What you should do -> Nothing should be left out: output all of the entries exactly.
* BEGIN *
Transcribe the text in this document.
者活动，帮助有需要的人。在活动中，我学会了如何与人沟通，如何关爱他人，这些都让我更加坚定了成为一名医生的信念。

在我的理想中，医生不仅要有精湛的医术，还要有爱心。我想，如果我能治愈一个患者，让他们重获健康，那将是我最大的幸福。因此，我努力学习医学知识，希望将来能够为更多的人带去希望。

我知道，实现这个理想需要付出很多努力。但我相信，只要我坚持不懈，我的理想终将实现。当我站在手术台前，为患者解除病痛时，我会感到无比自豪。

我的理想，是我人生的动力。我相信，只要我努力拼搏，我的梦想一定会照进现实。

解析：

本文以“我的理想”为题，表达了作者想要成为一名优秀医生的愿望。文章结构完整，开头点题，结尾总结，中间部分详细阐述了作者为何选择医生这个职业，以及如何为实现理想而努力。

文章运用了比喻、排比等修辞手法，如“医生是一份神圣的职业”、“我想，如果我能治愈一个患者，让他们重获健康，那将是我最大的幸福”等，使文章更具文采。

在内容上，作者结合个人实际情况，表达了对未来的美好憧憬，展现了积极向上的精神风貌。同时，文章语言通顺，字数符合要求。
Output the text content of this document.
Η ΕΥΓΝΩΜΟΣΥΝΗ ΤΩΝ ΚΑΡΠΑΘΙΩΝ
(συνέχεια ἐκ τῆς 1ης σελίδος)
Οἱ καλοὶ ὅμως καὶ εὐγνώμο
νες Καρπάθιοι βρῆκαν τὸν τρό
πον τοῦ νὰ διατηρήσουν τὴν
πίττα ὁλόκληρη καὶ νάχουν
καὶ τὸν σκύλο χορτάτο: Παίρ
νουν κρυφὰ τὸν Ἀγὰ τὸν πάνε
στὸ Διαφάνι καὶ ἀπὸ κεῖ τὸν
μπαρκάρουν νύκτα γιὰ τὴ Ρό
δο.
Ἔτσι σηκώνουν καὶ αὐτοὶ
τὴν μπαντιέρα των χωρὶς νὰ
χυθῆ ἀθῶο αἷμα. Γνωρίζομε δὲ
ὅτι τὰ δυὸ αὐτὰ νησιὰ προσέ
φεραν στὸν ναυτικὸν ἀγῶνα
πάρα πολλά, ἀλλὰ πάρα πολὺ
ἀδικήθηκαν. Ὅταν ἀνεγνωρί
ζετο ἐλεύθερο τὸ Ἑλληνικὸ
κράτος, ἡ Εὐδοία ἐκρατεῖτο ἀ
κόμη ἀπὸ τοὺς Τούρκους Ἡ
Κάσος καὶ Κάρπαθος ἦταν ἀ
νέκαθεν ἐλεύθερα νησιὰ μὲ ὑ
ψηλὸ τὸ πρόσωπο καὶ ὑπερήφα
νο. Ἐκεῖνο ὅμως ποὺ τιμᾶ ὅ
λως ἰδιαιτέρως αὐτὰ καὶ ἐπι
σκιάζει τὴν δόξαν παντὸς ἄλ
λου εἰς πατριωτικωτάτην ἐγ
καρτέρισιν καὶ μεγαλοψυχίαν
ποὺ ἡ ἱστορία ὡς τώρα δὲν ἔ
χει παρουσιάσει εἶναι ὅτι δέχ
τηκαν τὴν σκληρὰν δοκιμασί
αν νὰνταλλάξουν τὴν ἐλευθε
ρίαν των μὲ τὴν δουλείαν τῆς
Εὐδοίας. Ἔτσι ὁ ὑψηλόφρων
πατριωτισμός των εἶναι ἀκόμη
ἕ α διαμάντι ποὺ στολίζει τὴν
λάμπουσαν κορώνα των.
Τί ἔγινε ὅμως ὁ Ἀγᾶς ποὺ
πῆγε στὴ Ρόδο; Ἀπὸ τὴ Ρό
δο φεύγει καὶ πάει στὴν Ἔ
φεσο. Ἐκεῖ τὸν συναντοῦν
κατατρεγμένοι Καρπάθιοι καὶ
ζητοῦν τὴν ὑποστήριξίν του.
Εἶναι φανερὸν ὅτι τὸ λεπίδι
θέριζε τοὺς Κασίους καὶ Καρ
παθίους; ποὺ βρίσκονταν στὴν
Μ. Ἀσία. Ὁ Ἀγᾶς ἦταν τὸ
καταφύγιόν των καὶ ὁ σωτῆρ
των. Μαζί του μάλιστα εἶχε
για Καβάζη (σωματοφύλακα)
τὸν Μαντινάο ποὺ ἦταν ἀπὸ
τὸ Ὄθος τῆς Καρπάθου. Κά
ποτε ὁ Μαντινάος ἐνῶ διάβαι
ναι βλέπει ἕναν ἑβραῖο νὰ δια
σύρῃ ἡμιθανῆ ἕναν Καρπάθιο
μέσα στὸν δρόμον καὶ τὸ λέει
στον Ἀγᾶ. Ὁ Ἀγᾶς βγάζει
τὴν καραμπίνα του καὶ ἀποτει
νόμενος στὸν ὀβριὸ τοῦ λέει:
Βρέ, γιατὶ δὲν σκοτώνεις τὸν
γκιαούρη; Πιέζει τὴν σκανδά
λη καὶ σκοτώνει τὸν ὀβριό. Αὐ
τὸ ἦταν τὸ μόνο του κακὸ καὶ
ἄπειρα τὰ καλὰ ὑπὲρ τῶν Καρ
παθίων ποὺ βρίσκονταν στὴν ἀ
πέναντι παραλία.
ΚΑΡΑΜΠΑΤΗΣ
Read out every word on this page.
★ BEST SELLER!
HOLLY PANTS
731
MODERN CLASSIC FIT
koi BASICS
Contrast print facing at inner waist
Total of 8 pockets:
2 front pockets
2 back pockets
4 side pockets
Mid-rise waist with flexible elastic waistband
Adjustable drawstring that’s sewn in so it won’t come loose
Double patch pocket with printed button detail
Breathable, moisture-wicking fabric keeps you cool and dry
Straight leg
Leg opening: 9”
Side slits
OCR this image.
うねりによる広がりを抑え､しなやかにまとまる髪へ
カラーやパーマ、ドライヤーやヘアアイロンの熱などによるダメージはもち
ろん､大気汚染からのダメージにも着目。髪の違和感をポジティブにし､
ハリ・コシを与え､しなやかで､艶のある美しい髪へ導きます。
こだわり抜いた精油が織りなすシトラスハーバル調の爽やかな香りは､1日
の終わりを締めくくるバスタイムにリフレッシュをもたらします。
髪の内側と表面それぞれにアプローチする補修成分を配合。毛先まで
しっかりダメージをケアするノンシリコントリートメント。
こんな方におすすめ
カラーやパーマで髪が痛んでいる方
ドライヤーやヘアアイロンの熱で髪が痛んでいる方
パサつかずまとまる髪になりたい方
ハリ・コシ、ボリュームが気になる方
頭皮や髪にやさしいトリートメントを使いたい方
* END *
Output of the task ->
Transcribe the text in this document.
者活动，帮助有需要的人。在活动中，我学会了如何与人沟通，如何关爱他人，这些都让我更加坚定了成为一名医生的信念。

在我的理想中，医生不仅要有精湛的医术，还要有爱心。我想，如果我能治愈一个患者，让他们重获健康，那将是我最大的幸福。因此，我努力学习医学知识，希望将来能够为更多的人带去希望。

我知道，实现这个理想需要付出很多努力。但我相信，只要我坚持不懈，我的理想终将实现。当我站在手术台前，为患者解除病痛时，我会感到无比自豪。

我的理想，是我人生的动力。我相信，只要我努力拼搏，我的梦想一定会照进现实。

解析：

本文以“我的理想”为题，表达了作者想要成为一名优秀医生的愿望。文章结构完整，开头点题，结尾总结，中间部分详细阐述了作者为何选择医生这个职业，以及如何为实现理想而努力。

文章运用了比喻、排比等修辞手法，如“医生是一份神圣的职业”、“我想，如果我能治愈一个患者，让他们重获健康，那将是我最大的幸福”等，使文章更具文采。

在内容上，作者结合个人实际情况，表达了对未来的美好憧憬，展现了积极向上的精神风貌。同时，文章语言通顺，字数符合要求。
Output the text content of this document.
Η ΕΥΓΝΩΜΟΣΥΝΗ ΤΩΝ ΚΑΡΠΑΘΙΩΝ
(συνέχεια ἐκ τῆς 1ης σελίδος)
Οἱ καλοὶ ὅμως καὶ εὐγνώμο
νες Καρπάθιοι βρῆκαν τὸν τρό
πον τοῦ νὰ διατηρήσουν τὴν
πίττα ὁλόκληρη καὶ νάχουν
καὶ τὸν σκύλο χορτάτο: Παίρ
νουν κρυφὰ τὸν Ἀγὰ τὸν πάνε
στὸ Διαφάνι καὶ ἀπὸ κεῖ τὸν
μπαρκάρουν νύκτα γιὰ τὴ Ρό
δο.
Ἔτσι σηκώνουν καὶ αὐτοὶ
τὴν μπαντιέρα των χωρὶς νὰ
χυθῆ ἀθῶο αἷμα. Γνωρίζομε δὲ
ὅτι τὰ δυὸ αὐτὰ νησιὰ προσέ
φεραν στὸν ναυτικὸν ἀγῶνα
πάρα πολλά, ἀλλὰ πάρα πολὺ
ἀδικήθηκαν. Ὅταν ἀνεγνωρί
ζετο ἐλεύθερο τὸ Ἑλληνικὸ
κράτος, ἡ Εὐδοία ἐκρατεῖτο ἀ
κόμη ἀπὸ τοὺς Τούρκους Ἡ
Κάσος καὶ Κάρπαθος ἦταν ἀ
νέκαθεν ἐλεύθερα νησιὰ μὲ ὑ
ψηλὸ τὸ πρόσωπο καὶ ὑπερήφα
νο. Ἐκεῖνο ὅμως ποὺ τιμᾶ ὅ
λως ἰδιαιτέρως αὐτὰ καὶ ἐπι
σκιάζει τὴν δόξαν παντὸς ἄλ
λου εἰς πατριωτικωτάτην ἐγ
καρτέρισιν καὶ μεγαλοψυχίαν
ποὺ ἡ ἱστορία ὡς τώρα δὲν ἔ
χει παρουσιάσει εἶναι ὅτι δέχ
τηκαν τὴν σκληρὰν δοκιμασί
αν νὰνταλλάξουν τὴν ἐλευθε
ρίαν των μὲ τὴν δουλείαν τῆς
Εὐδοίας. Ἔτσι ὁ ὑψηλόφρων
πατριωτισμός των εἶναι ἀκόμη
ἕ α διαμάντι ποὺ στολίζει τὴν
λάμπουσαν κορώνα των.
Τί ἔγινε ὅμως ὁ Ἀγᾶς ποὺ
πῆγε στὴ Ρόδο; Ἀπὸ τὴ Ρό
δο φεύγει καὶ πάει στὴν Ἔ
φεσο. Ἐκεῖ τὸν συναντοῦν
κατατρεγμένοι Καρπάθιοι καὶ
ζητοῦν τὴν ὑποστήριξίν του.
Εἶναι φανερὸν ὅτι τὸ λεπίδι
θέριζε τοὺς Κασίους καὶ Καρ
παθίους; ποὺ βρίσκονταν στὴν
Μ. Ἀσία. Ὁ Ἀγᾶς ἦταν τὸ
καταφύγιόν των καὶ ὁ σωτῆρ
των. Μαζί του μάλιστα εἶχε
για Καβάζη (σωματοφύλακα)
τὸν Μαντινάο ποὺ ἦταν ἀπὸ
τὸ Ὄθος τῆς Καρπάθου. Κά
ποτε ὁ Μαντινάος ἐνῶ διάβαι
ναι βλέπει ἕναν ἑβραῖο νὰ δια
σύρῃ ἡμιθανῆ ἕναν Καρπάθιο
μέσα στὸν δρόμον καὶ τὸ λέει
στον Ἀγᾶ. Ὁ Ἀγᾶς βγάζει
τὴν καραμπίνα του καὶ ἀποτει
νόμενος στὸν ὀβριὸ τοῦ λέει:
Βρέ, γιατὶ δὲν σκοτώνεις τὸν
γκιαούρη; Πιέζει τὴν σκανδά
λη καὶ σκοτώνει τὸν ὀβριό. Αὐ
τὸ ἦταν τὸ μόνο του κακὸ καὶ
ἄπειρα τὰ καλὰ ὑπὲρ τῶν Καρ
παθίων ποὺ βρίσκονταν στὴν ἀ
πέναντι παραλία.
ΚΑΡΑΜΠΑΤΗΣ
Read out every word on this page.
★ BEST SELLER!
HOLLY PANTS
731
MODERN CLASSIC FIT
koi BASICS
Contrast print facing at inner waist
Total of 8 pockets:
2 front pockets
2 back pockets
4 side pockets
Mid-rise waist with flexible elastic waistband
Adjustable drawstring that’s sewn in so it won’t come loose
Double patch pocket with printed button detail
Breathable, moisture-wicking fabric keeps you cool and dry
Straight leg
Leg opening: 9”
Side slits
OCR this image.
うねりによる広がりを抑え､しなやかにまとまる髪へ
カラーやパーマ、ドライヤーやヘアアイロンの熱などによるダメージはもち
ろん､大気汚染からのダメージにも着目。髪の違和感をポジティブにし､
ハリ・コシを与え､しなやかで､艶のある美しい髪へ導きます。
こだわり抜いた精油が織りなすシトラスハーバル調の爽やかな香りは､1日
の終わりを締めくくるバスタイムにリフレッシュをもたらします。
髪の内側と表面それぞれにアプローチする補修成分を配合。毛先まで
しっかりダメージをケアするノンシリコントリートメント。
こんな方におすすめ
カラーやパーマで髪が痛んでいる方
ドライヤーやヘアアイロンの熱で髪が痛んでいる方
パサつかずまとまる髪になりたい方
ハリ・コシ、ボリュームが気になる方
頭皮や髪にやさしいトリートメントを使いたい方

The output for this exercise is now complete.